Records shown:
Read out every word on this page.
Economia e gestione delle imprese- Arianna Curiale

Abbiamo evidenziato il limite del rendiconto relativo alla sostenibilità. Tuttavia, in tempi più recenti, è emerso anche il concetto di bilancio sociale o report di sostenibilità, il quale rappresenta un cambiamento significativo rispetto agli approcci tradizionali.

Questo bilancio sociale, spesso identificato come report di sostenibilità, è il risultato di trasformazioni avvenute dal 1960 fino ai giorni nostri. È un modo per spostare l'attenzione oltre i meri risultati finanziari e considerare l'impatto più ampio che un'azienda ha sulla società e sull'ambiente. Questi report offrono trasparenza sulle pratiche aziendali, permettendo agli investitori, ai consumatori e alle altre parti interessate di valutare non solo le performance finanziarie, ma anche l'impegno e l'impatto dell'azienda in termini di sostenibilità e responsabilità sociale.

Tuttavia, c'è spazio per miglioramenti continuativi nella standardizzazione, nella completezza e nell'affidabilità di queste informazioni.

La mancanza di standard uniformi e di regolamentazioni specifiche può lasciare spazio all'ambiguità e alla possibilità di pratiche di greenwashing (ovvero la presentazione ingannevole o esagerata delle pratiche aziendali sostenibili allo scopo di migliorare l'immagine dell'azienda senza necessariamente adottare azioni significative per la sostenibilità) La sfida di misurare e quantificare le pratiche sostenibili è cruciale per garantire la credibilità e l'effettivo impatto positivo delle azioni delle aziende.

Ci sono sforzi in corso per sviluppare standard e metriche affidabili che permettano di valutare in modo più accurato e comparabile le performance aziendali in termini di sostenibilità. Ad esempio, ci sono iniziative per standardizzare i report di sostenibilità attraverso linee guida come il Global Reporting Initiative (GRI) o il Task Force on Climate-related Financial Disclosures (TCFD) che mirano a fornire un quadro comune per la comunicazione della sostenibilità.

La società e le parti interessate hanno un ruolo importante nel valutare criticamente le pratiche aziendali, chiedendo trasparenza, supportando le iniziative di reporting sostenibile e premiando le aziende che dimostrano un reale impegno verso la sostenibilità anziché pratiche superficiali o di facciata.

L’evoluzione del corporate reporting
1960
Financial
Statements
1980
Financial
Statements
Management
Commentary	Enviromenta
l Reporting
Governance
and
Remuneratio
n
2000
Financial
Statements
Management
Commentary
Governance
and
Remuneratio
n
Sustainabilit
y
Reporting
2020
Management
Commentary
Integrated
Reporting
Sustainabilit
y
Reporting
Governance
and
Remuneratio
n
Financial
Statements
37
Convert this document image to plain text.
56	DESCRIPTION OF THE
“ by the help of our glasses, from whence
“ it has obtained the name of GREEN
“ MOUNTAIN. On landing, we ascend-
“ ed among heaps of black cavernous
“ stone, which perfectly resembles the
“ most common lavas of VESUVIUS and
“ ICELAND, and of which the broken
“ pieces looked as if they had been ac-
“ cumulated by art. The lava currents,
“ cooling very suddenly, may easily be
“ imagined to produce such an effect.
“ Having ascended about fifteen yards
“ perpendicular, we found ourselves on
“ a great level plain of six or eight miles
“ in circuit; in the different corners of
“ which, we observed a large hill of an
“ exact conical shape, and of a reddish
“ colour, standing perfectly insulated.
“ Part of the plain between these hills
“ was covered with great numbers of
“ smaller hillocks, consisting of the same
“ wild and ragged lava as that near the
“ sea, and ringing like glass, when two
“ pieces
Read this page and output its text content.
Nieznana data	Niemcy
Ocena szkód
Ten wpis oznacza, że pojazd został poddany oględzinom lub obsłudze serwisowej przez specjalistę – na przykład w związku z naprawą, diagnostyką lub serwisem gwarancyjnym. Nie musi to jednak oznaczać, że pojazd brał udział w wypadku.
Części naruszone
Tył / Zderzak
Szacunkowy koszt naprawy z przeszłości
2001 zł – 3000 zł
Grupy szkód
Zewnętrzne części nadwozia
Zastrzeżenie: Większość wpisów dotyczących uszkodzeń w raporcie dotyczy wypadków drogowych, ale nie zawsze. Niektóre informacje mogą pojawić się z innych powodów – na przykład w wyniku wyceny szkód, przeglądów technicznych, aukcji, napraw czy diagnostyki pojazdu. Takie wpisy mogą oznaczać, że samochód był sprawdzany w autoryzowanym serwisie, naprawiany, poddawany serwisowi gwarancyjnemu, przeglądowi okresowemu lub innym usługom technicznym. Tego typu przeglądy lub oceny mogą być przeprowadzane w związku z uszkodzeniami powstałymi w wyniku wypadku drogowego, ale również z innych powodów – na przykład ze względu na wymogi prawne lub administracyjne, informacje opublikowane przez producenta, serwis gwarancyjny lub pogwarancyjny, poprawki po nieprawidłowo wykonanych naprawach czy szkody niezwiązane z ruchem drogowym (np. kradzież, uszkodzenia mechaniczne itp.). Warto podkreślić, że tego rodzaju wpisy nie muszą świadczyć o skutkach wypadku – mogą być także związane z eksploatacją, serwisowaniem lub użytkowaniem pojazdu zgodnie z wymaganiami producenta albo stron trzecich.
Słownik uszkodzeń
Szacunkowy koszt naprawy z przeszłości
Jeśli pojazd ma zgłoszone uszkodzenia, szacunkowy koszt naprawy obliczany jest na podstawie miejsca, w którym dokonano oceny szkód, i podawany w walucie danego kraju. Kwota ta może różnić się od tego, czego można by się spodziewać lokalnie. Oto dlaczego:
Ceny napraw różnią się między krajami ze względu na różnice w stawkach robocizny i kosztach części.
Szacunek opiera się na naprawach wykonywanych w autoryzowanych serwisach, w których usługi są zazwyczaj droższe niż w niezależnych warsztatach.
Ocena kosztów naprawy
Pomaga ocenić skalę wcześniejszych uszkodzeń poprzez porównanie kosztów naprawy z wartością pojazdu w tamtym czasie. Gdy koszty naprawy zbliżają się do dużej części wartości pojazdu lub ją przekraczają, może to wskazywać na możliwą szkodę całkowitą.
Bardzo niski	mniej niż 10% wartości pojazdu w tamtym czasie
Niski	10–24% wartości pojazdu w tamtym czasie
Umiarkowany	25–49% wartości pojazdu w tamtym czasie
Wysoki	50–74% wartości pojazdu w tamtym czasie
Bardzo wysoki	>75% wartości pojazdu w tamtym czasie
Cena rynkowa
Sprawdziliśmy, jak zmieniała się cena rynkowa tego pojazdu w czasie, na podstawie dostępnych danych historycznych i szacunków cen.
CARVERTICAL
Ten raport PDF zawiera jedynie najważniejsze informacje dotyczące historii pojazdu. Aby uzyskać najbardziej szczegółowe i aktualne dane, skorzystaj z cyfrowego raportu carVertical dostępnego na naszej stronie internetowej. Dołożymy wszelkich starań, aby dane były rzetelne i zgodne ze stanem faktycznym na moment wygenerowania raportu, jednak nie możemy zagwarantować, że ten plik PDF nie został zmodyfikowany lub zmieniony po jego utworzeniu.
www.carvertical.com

What is being asked:
Repeat the preceding lines exactly, please, every one of them.

Solution to this problem:
Read out every word on this page.
Economia e gestione delle imprese- Arianna Curiale

Abbiamo evidenziato il limite del rendiconto relativo alla sostenibilità. Tuttavia, in tempi più recenti, è emerso anche il concetto di bilancio sociale o report di sostenibilità, il quale rappresenta un cambiamento significativo rispetto agli approcci tradizionali.

Questo bilancio sociale, spesso identificato come report di sostenibilità, è il risultato di trasformazioni avvenute dal 1960 fino ai giorni nostri. È un modo per spostare l'attenzione oltre i meri risultati finanziari e considerare l'impatto più ampio che un'azienda ha sulla società e sull'ambiente. Questi report offrono trasparenza sulle pratiche aziendali, permettendo agli investitori, ai consumatori e alle altre parti interessate di valutare non solo le performance finanziarie, ma anche l'impegno e l'impatto dell'azienda in termini di sostenibilità e responsabilità sociale.

Tuttavia, c'è spazio per miglioramenti continuativi nella standardizzazione, nella completezza e nell'affidabilità di queste informazioni.

La mancanza di standard uniformi e di regolamentazioni specifiche può lasciare spazio all'ambiguità e alla possibilità di pratiche di greenwashing (ovvero la presentazione ingannevole o esagerata delle pratiche aziendali sostenibili allo scopo di migliorare l'immagine dell'azienda senza necessariamente adottare azioni significative per la sostenibilità) La sfida di misurare e quantificare le pratiche sostenibili è cruciale per garantire la credibilità e l'effettivo impatto positivo delle azioni delle aziende.

Ci sono sforzi in corso per sviluppare standard e metriche affidabili che permettano di valutare in modo più accurato e comparabile le performance aziendali in termini di sostenibilità. Ad esempio, ci sono iniziative per standardizzare i report di sostenibilità attraverso linee guida come il Global Reporting Initiative (GRI) o il Task Force on Climate-related Financial Disclosures (TCFD) che mirano a fornire un quadro comune per la comunicazione della sostenibilità.

La società e le parti interessate hanno un ruolo importante nel valutare criticamente le pratiche aziendali, chiedendo trasparenza, supportando le iniziative di reporting sostenibile e premiando le aziende che dimostrano un reale impegno verso la sostenibilità anziché pratiche superficiali o di facciata.

L’evoluzione del corporate reporting
1960
Financial
Statements
1980
Financial
Statements
Management
Commentary	Enviromenta
l Reporting
Governance
and
Remuneratio
n
2000
Financial
Statements
Management
Commentary
Governance
and
Remuneratio
n
Sustainabilit
y
Reporting
2020
Management
Commentary
Integrated
Reporting
Sustainabilit
y
Reporting
Governance
and
Remuneratio
n
Financial
Statements
37
Convert this document image to plain text.
56	DESCRIPTION OF THE
“ by the help of our glasses, from whence
“ it has obtained the name of GREEN
“ MOUNTAIN. On landing, we ascend-
“ ed among heaps of black cavernous
“ stone, which perfectly resembles the
“ most common lavas of VESUVIUS and
“ ICELAND, and of which the broken
“ pieces looked as if they had been ac-
“ cumulated by art. The lava currents,
“ cooling very suddenly, may easily be
“ imagined to produce such an effect.
“ Having ascended about fifteen yards
“ perpendicular, we found ourselves on
“ a great level plain of six or eight miles
“ in circuit; in the different corners of
“ which, we observed a large hill of an
“ exact conical shape, and of a reddish
“ colour, standing perfectly insulated.
“ Part of the plain between these hills
“ was covered with great numbers of
“ smaller hillocks, consisting of the same
“ wild and ragged lava as that near the
“ sea, and ringing like glass, when two
“ pieces
Read this page and output its text content.
Nieznana data	Niemcy
Ocena szkód
Ten wpis oznacza, że pojazd został poddany oględzinom lub obsłudze serwisowej przez specjalistę – na przykład w związku z naprawą, diagnostyką lub serwisem gwarancyjnym. Nie musi to jednak oznaczać, że pojazd brał udział w wypadku.
Części naruszone
Tył / Zderzak
Szacunkowy koszt naprawy z przeszłości
2001 zł – 3000 zł
Grupy szkód
Zewnętrzne części nadwozia
Zastrzeżenie: Większość wpisów dotyczących uszkodzeń w raporcie dotyczy wypadków drogowych, ale nie zawsze. Niektóre informacje mogą pojawić się z innych powodów – na przykład w wyniku wyceny szkód, przeglądów technicznych, aukcji, napraw czy diagnostyki pojazdu. Takie wpisy mogą oznaczać, że samochód był sprawdzany w autoryzowanym serwisie, naprawiany, poddawany serwisowi gwarancyjnemu, przeglądowi okresowemu lub innym usługom technicznym. Tego typu przeglądy lub oceny mogą być przeprowadzane w związku z uszkodzeniami powstałymi w wyniku wypadku drogowego, ale również z innych powodów – na przykład ze względu na wymogi prawne lub administracyjne, informacje opublikowane przez producenta, serwis gwarancyjny lub pogwarancyjny, poprawki po nieprawidłowo wykonanych naprawach czy szkody niezwiązane z ruchem drogowym (np. kradzież, uszkodzenia mechaniczne itp.). Warto podkreślić, że tego rodzaju wpisy nie muszą świadczyć o skutkach wypadku – mogą być także związane z eksploatacją, serwisowaniem lub użytkowaniem pojazdu zgodnie z wymaganiami producenta albo stron trzecich.
Słownik uszkodzeń
Szacunkowy koszt naprawy z przeszłości
Jeśli pojazd ma zgłoszone uszkodzenia, szacunkowy koszt naprawy obliczany jest na podstawie miejsca, w którym dokonano oceny szkód, i podawany w walucie danego kraju. Kwota ta może różnić się od tego, czego można by się spodziewać lokalnie. Oto dlaczego:
Ceny napraw różnią się między krajami ze względu na różnice w stawkach robocizny i kosztach części.
Szacunek opiera się na naprawach wykonywanych w autoryzowanych serwisach, w których usługi są zazwyczaj droższe niż w niezależnych warsztatach.
Ocena kosztów naprawy
Pomaga ocenić skalę wcześniejszych uszkodzeń poprzez porównanie kosztów naprawy z wartością pojazdu w tamtym czasie. Gdy koszty naprawy zbliżają się do dużej części wartości pojazdu lub ją przekraczają, może to wskazywać na możliwą szkodę całkowitą.
Bardzo niski	mniej niż 10% wartości pojazdu w tamtym czasie
Niski	10–24% wartości pojazdu w tamtym czasie
Umiarkowany	25–49% wartości pojazdu w tamtym czasie
Wysoki	50–74% wartości pojazdu w tamtym czasie
Bardzo wysoki	>75% wartości pojazdu w tamtym czasie
Cena rynkowa
Sprawdziliśmy, jak zmieniała się cena rynkowa tego pojazdu w czasie, na podstawie dostępnych danych historycznych i szacunków cen.
CARVERTICAL
Ten raport PDF zawiera jedynie najważniejsze informacje dotyczące historii pojazdu. Aby uzyskać najbardziej szczegółowe i aktualne dane, skorzystaj z cyfrowego raportu carVertical dostępnego na naszej stronie internetowej. Dołożymy wszelkich starań, aby dane były rzetelne i zgodne ze stanem faktycznym na moment wygenerowania raportu, jednak nie możemy zagwarantować, że ten plik PDF nie został zmodyfikowany lub zmieniony po jego utworzeniu.
www.carvertical.com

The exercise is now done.